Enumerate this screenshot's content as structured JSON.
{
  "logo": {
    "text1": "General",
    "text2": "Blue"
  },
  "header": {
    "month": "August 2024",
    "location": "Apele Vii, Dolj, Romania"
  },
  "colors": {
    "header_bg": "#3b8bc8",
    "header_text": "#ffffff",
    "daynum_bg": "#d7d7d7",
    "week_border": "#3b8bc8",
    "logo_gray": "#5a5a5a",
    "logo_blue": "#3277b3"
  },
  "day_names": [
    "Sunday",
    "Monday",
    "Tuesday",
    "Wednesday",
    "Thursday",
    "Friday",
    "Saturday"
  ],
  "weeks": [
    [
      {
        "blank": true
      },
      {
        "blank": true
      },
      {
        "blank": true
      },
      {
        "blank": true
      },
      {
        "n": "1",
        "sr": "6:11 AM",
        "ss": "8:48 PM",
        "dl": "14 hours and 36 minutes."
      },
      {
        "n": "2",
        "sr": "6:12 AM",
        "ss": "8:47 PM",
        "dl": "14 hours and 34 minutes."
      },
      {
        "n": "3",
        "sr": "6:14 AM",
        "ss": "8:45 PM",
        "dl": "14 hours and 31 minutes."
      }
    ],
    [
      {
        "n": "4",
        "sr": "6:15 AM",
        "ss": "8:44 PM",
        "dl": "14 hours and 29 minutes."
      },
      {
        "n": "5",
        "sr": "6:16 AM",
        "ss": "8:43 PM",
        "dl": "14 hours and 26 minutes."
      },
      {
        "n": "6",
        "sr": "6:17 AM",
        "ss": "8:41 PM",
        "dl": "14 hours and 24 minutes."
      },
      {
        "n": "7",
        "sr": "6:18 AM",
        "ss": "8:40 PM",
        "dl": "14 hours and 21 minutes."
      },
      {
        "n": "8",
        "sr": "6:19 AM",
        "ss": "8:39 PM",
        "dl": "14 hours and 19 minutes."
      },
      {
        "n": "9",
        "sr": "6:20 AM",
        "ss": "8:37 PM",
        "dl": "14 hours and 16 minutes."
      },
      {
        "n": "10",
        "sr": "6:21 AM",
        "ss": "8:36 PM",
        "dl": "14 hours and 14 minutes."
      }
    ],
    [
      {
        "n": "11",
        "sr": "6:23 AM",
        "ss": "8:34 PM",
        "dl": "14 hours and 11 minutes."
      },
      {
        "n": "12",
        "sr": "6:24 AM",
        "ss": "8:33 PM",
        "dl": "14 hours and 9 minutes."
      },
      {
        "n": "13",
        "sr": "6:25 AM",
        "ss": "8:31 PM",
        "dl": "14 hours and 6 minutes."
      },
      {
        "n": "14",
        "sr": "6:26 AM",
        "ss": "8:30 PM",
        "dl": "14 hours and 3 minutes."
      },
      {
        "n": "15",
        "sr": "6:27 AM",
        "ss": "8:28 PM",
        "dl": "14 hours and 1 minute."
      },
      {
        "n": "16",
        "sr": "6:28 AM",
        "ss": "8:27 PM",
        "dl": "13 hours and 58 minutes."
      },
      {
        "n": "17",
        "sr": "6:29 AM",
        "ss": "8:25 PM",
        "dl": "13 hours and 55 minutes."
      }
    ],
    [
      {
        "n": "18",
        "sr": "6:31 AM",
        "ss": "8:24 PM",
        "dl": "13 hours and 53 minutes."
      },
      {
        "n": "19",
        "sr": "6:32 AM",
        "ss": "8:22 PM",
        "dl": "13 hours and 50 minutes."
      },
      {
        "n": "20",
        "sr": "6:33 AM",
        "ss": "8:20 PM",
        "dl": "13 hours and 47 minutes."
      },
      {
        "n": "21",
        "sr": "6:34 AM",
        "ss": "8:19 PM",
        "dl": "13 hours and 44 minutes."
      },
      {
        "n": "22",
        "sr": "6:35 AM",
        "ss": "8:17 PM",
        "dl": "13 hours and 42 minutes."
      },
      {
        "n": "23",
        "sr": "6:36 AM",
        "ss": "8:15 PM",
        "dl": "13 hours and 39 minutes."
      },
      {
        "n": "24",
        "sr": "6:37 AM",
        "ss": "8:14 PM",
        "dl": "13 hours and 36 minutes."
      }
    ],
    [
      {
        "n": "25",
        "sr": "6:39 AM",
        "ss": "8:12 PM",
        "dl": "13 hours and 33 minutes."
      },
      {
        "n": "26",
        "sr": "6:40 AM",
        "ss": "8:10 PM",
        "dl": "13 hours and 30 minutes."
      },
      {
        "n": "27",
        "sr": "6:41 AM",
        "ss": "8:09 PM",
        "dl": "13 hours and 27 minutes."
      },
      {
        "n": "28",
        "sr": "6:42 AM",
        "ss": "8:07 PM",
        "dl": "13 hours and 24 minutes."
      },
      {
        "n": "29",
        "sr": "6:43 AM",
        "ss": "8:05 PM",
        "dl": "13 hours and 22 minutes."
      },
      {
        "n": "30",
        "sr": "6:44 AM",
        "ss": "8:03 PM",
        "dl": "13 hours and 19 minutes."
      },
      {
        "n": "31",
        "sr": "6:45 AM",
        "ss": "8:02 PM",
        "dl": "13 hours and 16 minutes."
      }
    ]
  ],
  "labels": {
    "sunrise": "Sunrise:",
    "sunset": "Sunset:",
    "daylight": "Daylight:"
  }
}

☆ ☆ ☆ ☆

- **Written exercise**:
Every line above should be written out again exactly as it stands.

- **Written response**:
Enumerate this screenshot's content as structured JSON.
{
  "logo": {
    "text1": "General",
    "text2": "Blue"
  },
  "header": {
    "month": "August 2024",
    "location": "Apele Vii, Dolj, Romania"
  },
  "colors": {
    "header_bg": "#3b8bc8",
    "header_text": "#ffffff",
    "daynum_bg": "#d7d7d7",
    "week_border": "#3b8bc8",
    "logo_gray": "#5a5a5a",
    "logo_blue": "#3277b3"
  },
  "day_names": [
    "Sunday",
    "Monday",
    "Tuesday",
    "Wednesday",
    "Thursday",
    "Friday",
    "Saturday"
  ],
  "weeks": [
    [
      {
        "blank": true
      },
      {
        "blank": true
      },
      {
        "blank": true
      },
      {
        "blank": true
      },
      {
        "n": "1",
        "sr": "6:11 AM",
        "ss": "8:48 PM",
        "dl": "14 hours and 36 minutes."
      },
      {
        "n": "2",
        "sr": "6:12 AM",
        "ss": "8:47 PM",
        "dl": "14 hours and 34 minutes."
      },
      {
        "n": "3",
        "sr": "6:14 AM",
        "ss": "8:45 PM",
        "dl": "14 hours and 31 minutes."
      }
    ],
    [
      {
        "n": "4",
        "sr": "6:15 AM",
        "ss": "8:44 PM",
        "dl": "14 hours and 29 minutes."
      },
      {
        "n": "5",
        "sr": "6:16 AM",
        "ss": "8:43 PM",
        "dl": "14 hours and 26 minutes."
      },
      {
        "n": "6",
        "sr": "6:17 AM",
        "ss": "8:41 PM",
        "dl": "14 hours and 24 minutes."
      },
      {
        "n": "7",
        "sr": "6:18 AM",
        "ss": "8:40 PM",
        "dl": "14 hours and 21 minutes."
      },
      {
        "n": "8",
        "sr": "6:19 AM",
        "ss": "8:39 PM",
        "dl": "14 hours and 19 minutes."
      },
      {
        "n": "9",
        "sr": "6:20 AM",
        "ss": "8:37 PM",
        "dl": "14 hours and 16 minutes."
      },
      {
        "n": "10",
        "sr": "6:21 AM",
        "ss": "8:36 PM",
        "dl": "14 hours and 14 minutes."
      }
    ],
    [
      {
        "n": "11",
        "sr": "6:23 AM",
        "ss": "8:34 PM",
        "dl": "14 hours and 11 minutes."
      },
      {
        "n": "12",
        "sr": "6:24 AM",
        "ss": "8:33 PM",
        "dl": "14 hours and 9 minutes."
      },
      {
        "n": "13",
        "sr": "6:25 AM",
        "ss": "8:31 PM",
        "dl": "14 hours and 6 minutes."
      },
      {
        "n": "14",
        "sr": "6:26 AM",
        "ss": "8:30 PM",
        "dl": "14 hours and 3 minutes."
      },
      {
        "n": "15",
        "sr": "6:27 AM",
        "ss": "8:28 PM",
        "dl": "14 hours and 1 minute."
      },
      {
        "n": "16",
        "sr": "6:28 AM",
        "ss": "8:27 PM",
        "dl": "13 hours and 58 minutes."
      },
      {
        "n": "17",
        "sr": "6:29 AM",
        "ss": "8:25 PM",
        "dl": "13 hours and 55 minutes."
      }
    ],
    [
      {
        "n": "18",
        "sr": "6:31 AM",
        "ss": "8:24 PM",
        "dl": "13 hours and 53 minutes."
      },
      {
        "n": "19",
        "sr": "6:32 AM",
        "ss": "8:22 PM",
        "dl": "13 hours and 50 minutes."
      },
      {
        "n": "20",
        "sr": "6:33 AM",
        "ss": "8:20 PM",
        "dl": "13 hours and 47 minutes."
      },
      {
        "n": "21",
        "sr": "6:34 AM",
        "ss": "8:19 PM",
        "dl": "13 hours and 44 minutes."
      },
      {
        "n": "22",
        "sr": "6:35 AM",
        "ss": "8:17 PM",
        "dl": "13 hours and 42 minutes."
      },
      {
        "n": "23",
        "sr": "6:36 AM",
        "ss": "8:15 PM",
        "dl": "13 hours and 39 minutes."
      },
      {
        "n": "24",
        "sr": "6:37 AM",
        "ss": "8:14 PM",
        "dl": "13 hours and 36 minutes."
      }
    ],
    [
      {
        "n": "25",
        "sr": "6:39 AM",
        "ss": "8:12 PM",
        "dl": "13 hours and 33 minutes."
      },
      {
        "n": "26",
        "sr": "6:40 AM",
        "ss": "8:10 PM",
        "dl": "13 hours and 30 minutes."
      },
      {
        "n": "27",
        "sr": "6:41 AM",
        "ss": "8:09 PM",
        "dl": "13 hours and 27 minutes."
      },
      {
        "n": "28",
        "sr": "6:42 AM",
        "ss": "8:07 PM",
        "dl": "13 hours and 24 minutes."
      },
      {
        "n": "29",
        "sr": "6:43 AM",
        "ss": "8:05 PM",
        "dl": "13 hours and 22 minutes."
      },
      {
        "n": "30",
        "sr": "6:44 AM",
        "ss": "8:03 PM",
        "dl": "13 hours and 19 minutes."
      },
      {
        "n": "31",
        "sr": "6:45 AM",
        "ss": "8:02 PM",
        "dl": "13 hours and 16 minutes."
      }
    ]
  ],
  "labels": {
    "sunrise": "Sunrise:",
    "sunset": "Sunset:",
    "daylight": "Daylight:"
  }
}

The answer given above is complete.